### TASK DIRECTIONS
Reproduce all entries precisely, down to the last character.

Collected data entries:
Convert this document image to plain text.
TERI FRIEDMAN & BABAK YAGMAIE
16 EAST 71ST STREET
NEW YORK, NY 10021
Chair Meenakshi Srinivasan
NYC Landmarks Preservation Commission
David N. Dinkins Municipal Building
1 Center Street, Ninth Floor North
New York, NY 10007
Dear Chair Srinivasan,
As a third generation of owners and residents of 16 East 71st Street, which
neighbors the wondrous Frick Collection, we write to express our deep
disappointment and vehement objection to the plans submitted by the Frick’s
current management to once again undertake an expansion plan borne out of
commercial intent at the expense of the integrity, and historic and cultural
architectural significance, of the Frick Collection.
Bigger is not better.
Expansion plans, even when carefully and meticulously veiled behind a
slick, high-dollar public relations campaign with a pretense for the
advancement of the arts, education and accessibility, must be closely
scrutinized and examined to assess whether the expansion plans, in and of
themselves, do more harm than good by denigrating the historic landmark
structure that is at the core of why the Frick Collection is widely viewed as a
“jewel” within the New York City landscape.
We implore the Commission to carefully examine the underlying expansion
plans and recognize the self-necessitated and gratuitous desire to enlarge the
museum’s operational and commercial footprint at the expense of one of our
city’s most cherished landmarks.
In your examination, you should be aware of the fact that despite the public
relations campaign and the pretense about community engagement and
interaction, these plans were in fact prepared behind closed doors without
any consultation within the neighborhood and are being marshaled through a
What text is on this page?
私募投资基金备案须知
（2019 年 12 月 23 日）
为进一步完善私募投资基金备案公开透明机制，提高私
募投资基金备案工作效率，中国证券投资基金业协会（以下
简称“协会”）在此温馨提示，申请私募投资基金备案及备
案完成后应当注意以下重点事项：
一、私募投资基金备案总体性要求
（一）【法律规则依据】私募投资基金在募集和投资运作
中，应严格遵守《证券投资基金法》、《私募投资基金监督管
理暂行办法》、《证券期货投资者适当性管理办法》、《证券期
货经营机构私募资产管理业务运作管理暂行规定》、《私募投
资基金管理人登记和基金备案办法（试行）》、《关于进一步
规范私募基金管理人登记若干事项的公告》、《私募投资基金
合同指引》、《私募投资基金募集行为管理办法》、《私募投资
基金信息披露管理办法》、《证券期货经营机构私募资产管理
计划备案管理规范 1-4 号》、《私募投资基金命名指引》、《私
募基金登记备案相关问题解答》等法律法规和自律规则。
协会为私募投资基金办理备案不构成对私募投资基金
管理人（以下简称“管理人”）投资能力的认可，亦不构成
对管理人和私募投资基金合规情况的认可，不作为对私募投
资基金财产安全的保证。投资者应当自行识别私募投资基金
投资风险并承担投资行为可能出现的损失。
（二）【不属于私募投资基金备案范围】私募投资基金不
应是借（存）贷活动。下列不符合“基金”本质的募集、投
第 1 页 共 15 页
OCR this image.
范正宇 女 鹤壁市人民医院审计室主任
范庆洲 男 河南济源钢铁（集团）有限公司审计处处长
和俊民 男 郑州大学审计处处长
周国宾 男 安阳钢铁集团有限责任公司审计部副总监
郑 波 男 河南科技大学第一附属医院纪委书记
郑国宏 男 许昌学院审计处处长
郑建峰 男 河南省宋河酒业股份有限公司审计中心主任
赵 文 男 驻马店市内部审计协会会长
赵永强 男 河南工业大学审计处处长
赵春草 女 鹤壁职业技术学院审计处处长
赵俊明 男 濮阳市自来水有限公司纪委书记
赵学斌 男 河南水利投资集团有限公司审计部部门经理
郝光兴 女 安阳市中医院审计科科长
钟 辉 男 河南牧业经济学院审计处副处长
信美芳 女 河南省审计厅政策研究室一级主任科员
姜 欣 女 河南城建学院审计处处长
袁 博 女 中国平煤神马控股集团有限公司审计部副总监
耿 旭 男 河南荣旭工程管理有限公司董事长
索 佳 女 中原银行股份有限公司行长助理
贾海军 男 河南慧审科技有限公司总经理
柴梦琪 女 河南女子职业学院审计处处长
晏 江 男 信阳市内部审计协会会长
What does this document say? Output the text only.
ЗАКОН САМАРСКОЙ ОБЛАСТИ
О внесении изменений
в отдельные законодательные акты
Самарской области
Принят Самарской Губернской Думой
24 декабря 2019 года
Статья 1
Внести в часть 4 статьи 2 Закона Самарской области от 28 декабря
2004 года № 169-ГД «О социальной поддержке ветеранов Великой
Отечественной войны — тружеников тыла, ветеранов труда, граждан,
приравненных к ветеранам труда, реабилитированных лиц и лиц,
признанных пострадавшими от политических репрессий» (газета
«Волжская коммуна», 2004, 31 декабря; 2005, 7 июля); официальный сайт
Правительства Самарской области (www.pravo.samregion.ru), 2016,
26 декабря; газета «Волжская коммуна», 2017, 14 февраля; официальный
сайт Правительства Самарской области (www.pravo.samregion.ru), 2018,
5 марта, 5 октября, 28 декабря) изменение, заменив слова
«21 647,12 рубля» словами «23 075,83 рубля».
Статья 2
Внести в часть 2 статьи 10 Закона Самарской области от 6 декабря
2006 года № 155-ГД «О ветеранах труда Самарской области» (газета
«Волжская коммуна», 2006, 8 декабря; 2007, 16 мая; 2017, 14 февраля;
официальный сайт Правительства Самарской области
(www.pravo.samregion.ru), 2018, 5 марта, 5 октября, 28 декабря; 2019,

### ANSWER IN FULL
Convert this document image to plain text.
TERI FRIEDMAN & BABAK YAGMAIE
16 EAST 71ST STREET
NEW YORK, NY 10021
Chair Meenakshi Srinivasan
NYC Landmarks Preservation Commission
David N. Dinkins Municipal Building
1 Center Street, Ninth Floor North
New York, NY 10007
Dear Chair Srinivasan,
As a third generation of owners and residents of 16 East 71st Street, which
neighbors the wondrous Frick Collection, we write to express our deep
disappointment and vehement objection to the plans submitted by the Frick’s
current management to once again undertake an expansion plan borne out of
commercial intent at the expense of the integrity, and historic and cultural
architectural significance, of the Frick Collection.
Bigger is not better.
Expansion plans, even when carefully and meticulously veiled behind a
slick, high-dollar public relations campaign with a pretense for the
advancement of the arts, education and accessibility, must be closely
scrutinized and examined to assess whether the expansion plans, in and of
themselves, do more harm than good by denigrating the historic landmark
structure that is at the core of why the Frick Collection is widely viewed as a
“jewel” within the New York City landscape.
We implore the Commission to carefully examine the underlying expansion
plans and recognize the self-necessitated and gratuitous desire to enlarge the
museum’s operational and commercial footprint at the expense of one of our
city’s most cherished landmarks.
In your examination, you should be aware of the fact that despite the public
relations campaign and the pretense about community engagement and
interaction, these plans were in fact prepared behind closed doors without
any consultation within the neighborhood and are being marshaled through a
What text is on this page?
私募投资基金备案须知
（2019 年 12 月 23 日）
为进一步完善私募投资基金备案公开透明机制，提高私
募投资基金备案工作效率，中国证券投资基金业协会（以下
简称“协会”）在此温馨提示，申请私募投资基金备案及备
案完成后应当注意以下重点事项：
一、私募投资基金备案总体性要求
（一）【法律规则依据】私募投资基金在募集和投资运作
中，应严格遵守《证券投资基金法》、《私募投资基金监督管
理暂行办法》、《证券期货投资者适当性管理办法》、《证券期
货经营机构私募资产管理业务运作管理暂行规定》、《私募投
资基金管理人登记和基金备案办法（试行）》、《关于进一步
规范私募基金管理人登记若干事项的公告》、《私募投资基金
合同指引》、《私募投资基金募集行为管理办法》、《私募投资
基金信息披露管理办法》、《证券期货经营机构私募资产管理
计划备案管理规范 1-4 号》、《私募投资基金命名指引》、《私
募基金登记备案相关问题解答》等法律法规和自律规则。
协会为私募投资基金办理备案不构成对私募投资基金
管理人（以下简称“管理人”）投资能力的认可，亦不构成
对管理人和私募投资基金合规情况的认可，不作为对私募投
资基金财产安全的保证。投资者应当自行识别私募投资基金
投资风险并承担投资行为可能出现的损失。
（二）【不属于私募投资基金备案范围】私募投资基金不
应是借（存）贷活动。下列不符合“基金”本质的募集、投
第 1 页 共 15 页
OCR this image.
范正宇 女 鹤壁市人民医院审计室主任
范庆洲 男 河南济源钢铁（集团）有限公司审计处处长
和俊民 男 郑州大学审计处处长
周国宾 男 安阳钢铁集团有限责任公司审计部副总监
郑 波 男 河南科技大学第一附属医院纪委书记
郑国宏 男 许昌学院审计处处长
郑建峰 男 河南省宋河酒业股份有限公司审计中心主任
赵 文 男 驻马店市内部审计协会会长
赵永强 男 河南工业大学审计处处长
赵春草 女 鹤壁职业技术学院审计处处长
赵俊明 男 濮阳市自来水有限公司纪委书记
赵学斌 男 河南水利投资集团有限公司审计部部门经理
郝光兴 女 安阳市中医院审计科科长
钟 辉 男 河南牧业经济学院审计处副处长
信美芳 女 河南省审计厅政策研究室一级主任科员
姜 欣 女 河南城建学院审计处处长
袁 博 女 中国平煤神马控股集团有限公司审计部副总监
耿 旭 男 河南荣旭工程管理有限公司董事长
索 佳 女 中原银行股份有限公司行长助理
贾海军 男 河南慧审科技有限公司总经理
柴梦琪 女 河南女子职业学院审计处处长
晏 江 男 信阳市内部审计协会会长
What does this document say? Output the text only.
ЗАКОН САМАРСКОЙ ОБЛАСТИ
О внесении изменений
в отдельные законодательные акты
Самарской области
Принят Самарской Губернской Думой
24 декабря 2019 года
Статья 1
Внести в часть 4 статьи 2 Закона Самарской области от 28 декабря
2004 года № 169-ГД «О социальной поддержке ветеранов Великой
Отечественной войны — тружеников тыла, ветеранов труда, граждан,
приравненных к ветеранам труда, реабилитированных лиц и лиц,
признанных пострадавшими от политических репрессий» (газета
«Волжская коммуна», 2004, 31 декабря; 2005, 7 июля); официальный сайт
Правительства Самарской области (www.pravo.samregion.ru), 2016,
26 декабря; газета «Волжская коммуна», 2017, 14 февраля; официальный
сайт Правительства Самарской области (www.pravo.samregion.ru), 2018,
5 марта, 5 октября, 28 декабря) изменение, заменив слова
«21 647,12 рубля» словами «23 075,83 рубля».
Статья 2
Внести в часть 2 статьи 10 Закона Самарской области от 6 декабря
2006 года № 155-ГД «О ветеранах труда Самарской области» (газета
«Волжская коммуна», 2006, 8 декабря; 2007, 16 мая; 2017, 14 февраля;
официальный сайт Правительства Самарской области
(www.pravo.samregion.ru), 2018, 5 марта, 5 октября, 28 декабря; 2019,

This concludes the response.